Las tropas cristianas “capitaneadas” por la imagen del Señor de la Vida, patrón de Bélmez de la Moraleda



    Gracias a la bondad divina, pude recuperar muchos de aquellos pueblos perdidos frente al cristiano infiel y a su vasallo, el traidor Ismail. Como la fortaleza de Hisn al-Nayas en la parte baja del río Almanzora, como Baza o como los dos Vélez. Pero, desafortunadamente, no logré conservar otras muchas y preciadas plazas, siempre en entredicho en la cambiante   frontera con el Santo Reino de Jaén. Uno de esos lugares era vuestro Belmez, mi Belmez, allá por la vega del Wadi-l-Ard, el “río de la Tierra” o río Jandulilla, donde mis hombres lucharon baldíamente, no solo contra las tropas baezanas que, bajo el mando del comendador Fernando de Villafañé, servían al hijo de Juan II, vuestro príncipe don Enrique. Sino también al parecer, contra la fe procesada hacia un fetiche milagrero: un cuadro que representaba a al-Masi, a Isa, al Mesías, al último profeta enviado por Alá para guiar al pueblo de Israel, atado a una columna. El mismo amuleto, la misma reliquia e inequívoco signo de vuestras creencias, que por los siglos continuáis llamando vuestro Señor de la Vida.

++++

Tarea 1:
En el fragmento sobre Bélmez de la Moraleda, ¿quién estaba al mando de las tropas baezanas?
Tarea 2:
Devuelve todas las líneas de los registros que contengan la palabra "Manage".

Registros almacenados

++++

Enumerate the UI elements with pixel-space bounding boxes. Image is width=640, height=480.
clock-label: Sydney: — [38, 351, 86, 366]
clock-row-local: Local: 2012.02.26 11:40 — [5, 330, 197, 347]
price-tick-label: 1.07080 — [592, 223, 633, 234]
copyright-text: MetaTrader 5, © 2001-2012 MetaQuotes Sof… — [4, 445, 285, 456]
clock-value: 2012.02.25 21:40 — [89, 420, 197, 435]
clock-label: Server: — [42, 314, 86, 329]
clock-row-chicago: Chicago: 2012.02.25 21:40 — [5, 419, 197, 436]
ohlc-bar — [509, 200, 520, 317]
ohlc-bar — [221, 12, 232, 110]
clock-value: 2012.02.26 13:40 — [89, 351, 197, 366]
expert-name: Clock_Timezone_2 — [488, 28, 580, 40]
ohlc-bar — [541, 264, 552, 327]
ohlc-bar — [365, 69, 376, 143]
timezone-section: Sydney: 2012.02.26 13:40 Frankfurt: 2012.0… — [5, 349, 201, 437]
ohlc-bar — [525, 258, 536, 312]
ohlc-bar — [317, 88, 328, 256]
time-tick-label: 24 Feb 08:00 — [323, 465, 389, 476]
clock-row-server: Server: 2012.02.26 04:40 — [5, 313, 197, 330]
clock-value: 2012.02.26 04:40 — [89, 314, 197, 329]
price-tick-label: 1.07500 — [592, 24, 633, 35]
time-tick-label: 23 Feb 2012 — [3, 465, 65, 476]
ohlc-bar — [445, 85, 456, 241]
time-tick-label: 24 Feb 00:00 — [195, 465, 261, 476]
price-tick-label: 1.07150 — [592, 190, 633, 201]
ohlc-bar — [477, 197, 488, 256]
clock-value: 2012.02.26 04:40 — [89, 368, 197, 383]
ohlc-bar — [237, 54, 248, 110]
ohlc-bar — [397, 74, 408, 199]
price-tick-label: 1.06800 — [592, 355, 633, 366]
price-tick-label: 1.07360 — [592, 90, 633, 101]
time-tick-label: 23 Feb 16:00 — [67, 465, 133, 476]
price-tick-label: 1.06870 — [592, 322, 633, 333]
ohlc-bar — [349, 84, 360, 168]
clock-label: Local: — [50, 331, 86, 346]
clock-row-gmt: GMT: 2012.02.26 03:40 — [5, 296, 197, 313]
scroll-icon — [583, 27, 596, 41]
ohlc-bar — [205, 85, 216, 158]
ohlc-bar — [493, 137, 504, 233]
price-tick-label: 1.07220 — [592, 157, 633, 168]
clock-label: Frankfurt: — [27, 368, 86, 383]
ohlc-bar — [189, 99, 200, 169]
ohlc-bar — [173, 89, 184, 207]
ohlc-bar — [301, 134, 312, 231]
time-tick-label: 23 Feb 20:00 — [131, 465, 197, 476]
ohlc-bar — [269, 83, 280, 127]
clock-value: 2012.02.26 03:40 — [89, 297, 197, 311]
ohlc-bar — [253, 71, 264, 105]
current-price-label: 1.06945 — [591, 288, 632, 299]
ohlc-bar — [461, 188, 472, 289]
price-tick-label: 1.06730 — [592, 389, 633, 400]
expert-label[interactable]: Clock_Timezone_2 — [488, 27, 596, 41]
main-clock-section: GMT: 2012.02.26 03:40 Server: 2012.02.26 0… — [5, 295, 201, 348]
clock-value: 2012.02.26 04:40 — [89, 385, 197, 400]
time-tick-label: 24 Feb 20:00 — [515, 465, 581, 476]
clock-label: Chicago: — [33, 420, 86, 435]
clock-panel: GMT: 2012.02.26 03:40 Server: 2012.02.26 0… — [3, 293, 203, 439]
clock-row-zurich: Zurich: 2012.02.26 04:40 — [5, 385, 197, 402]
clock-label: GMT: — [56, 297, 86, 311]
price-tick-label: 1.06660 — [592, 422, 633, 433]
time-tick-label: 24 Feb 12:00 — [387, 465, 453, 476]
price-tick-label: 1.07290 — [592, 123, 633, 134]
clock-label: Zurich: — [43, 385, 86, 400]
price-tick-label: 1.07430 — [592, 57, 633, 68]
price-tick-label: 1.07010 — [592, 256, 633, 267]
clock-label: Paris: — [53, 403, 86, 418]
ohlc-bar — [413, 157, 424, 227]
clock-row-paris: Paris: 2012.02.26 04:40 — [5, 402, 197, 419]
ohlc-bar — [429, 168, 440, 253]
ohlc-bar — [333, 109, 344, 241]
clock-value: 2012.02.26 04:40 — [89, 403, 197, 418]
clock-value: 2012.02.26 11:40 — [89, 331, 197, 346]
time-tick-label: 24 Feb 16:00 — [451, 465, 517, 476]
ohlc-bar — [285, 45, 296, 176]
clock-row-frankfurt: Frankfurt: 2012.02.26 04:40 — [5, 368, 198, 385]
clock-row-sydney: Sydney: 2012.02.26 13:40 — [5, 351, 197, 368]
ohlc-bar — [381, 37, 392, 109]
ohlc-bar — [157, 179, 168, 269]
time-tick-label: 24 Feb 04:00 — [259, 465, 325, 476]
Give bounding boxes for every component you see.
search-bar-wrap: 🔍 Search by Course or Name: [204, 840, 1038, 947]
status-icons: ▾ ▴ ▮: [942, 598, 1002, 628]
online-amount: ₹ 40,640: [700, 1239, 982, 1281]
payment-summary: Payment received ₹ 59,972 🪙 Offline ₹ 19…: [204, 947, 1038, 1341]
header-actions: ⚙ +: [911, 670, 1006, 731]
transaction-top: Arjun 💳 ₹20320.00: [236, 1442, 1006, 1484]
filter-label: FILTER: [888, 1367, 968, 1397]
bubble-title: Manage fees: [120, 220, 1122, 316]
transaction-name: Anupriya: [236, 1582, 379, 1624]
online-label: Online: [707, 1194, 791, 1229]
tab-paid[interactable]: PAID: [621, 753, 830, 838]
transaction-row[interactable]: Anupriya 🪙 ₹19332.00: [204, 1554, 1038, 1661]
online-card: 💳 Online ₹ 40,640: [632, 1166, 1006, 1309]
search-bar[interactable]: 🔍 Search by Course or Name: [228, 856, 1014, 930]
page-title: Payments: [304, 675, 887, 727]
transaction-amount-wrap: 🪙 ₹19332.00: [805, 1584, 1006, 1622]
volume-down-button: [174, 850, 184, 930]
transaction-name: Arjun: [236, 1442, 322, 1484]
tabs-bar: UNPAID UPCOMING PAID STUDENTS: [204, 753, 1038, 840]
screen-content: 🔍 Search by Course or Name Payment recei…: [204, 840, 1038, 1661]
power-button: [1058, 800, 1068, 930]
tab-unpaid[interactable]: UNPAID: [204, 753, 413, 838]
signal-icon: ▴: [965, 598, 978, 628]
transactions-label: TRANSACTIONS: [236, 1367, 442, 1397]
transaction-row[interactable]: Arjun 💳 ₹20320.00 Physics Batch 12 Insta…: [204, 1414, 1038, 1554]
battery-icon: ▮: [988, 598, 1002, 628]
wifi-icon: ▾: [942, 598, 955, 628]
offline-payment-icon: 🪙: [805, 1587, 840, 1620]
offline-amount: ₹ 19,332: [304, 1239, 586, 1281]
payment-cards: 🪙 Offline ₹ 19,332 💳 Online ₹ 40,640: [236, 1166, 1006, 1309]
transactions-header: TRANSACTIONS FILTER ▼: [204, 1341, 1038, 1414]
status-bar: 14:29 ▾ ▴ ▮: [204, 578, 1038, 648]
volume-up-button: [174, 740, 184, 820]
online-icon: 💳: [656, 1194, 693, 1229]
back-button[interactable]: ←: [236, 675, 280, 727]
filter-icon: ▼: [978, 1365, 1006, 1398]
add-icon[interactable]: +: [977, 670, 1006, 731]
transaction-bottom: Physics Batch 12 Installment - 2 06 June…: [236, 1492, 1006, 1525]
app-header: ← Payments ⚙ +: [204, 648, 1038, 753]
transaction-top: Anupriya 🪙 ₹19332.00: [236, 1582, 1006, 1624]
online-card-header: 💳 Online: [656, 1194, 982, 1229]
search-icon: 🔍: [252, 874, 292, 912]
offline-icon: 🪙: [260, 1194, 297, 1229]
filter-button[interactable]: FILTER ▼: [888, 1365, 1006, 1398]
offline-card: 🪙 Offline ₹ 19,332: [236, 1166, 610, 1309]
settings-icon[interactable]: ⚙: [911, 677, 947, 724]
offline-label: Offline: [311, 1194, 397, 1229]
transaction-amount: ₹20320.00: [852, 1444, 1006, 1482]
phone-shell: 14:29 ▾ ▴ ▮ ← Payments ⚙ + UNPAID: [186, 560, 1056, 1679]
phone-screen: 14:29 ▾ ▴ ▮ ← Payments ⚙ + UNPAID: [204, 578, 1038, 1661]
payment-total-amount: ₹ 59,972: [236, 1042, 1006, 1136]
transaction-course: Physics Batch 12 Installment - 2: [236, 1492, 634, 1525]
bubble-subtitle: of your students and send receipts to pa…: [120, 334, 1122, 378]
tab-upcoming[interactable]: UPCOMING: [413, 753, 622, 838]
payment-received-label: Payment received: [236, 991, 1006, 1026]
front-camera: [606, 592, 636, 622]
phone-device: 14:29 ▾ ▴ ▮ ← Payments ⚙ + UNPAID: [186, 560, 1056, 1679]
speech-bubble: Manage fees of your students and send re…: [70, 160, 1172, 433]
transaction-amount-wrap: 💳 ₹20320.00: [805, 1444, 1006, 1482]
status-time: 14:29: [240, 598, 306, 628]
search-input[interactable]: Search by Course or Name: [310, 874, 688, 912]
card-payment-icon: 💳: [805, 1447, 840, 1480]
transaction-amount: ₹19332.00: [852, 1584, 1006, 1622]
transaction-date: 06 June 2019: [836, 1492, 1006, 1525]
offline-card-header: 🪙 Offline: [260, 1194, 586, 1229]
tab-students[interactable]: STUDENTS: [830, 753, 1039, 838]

++++

Respuesta completa 1:
El comendador Fernando de Villafañé.

Respuesta completa 2:
bubble-title: Manage fees: [120, 220, 1122, 316]
speech-bubble: Manage fees of your students and send re…: [70, 160, 1172, 433]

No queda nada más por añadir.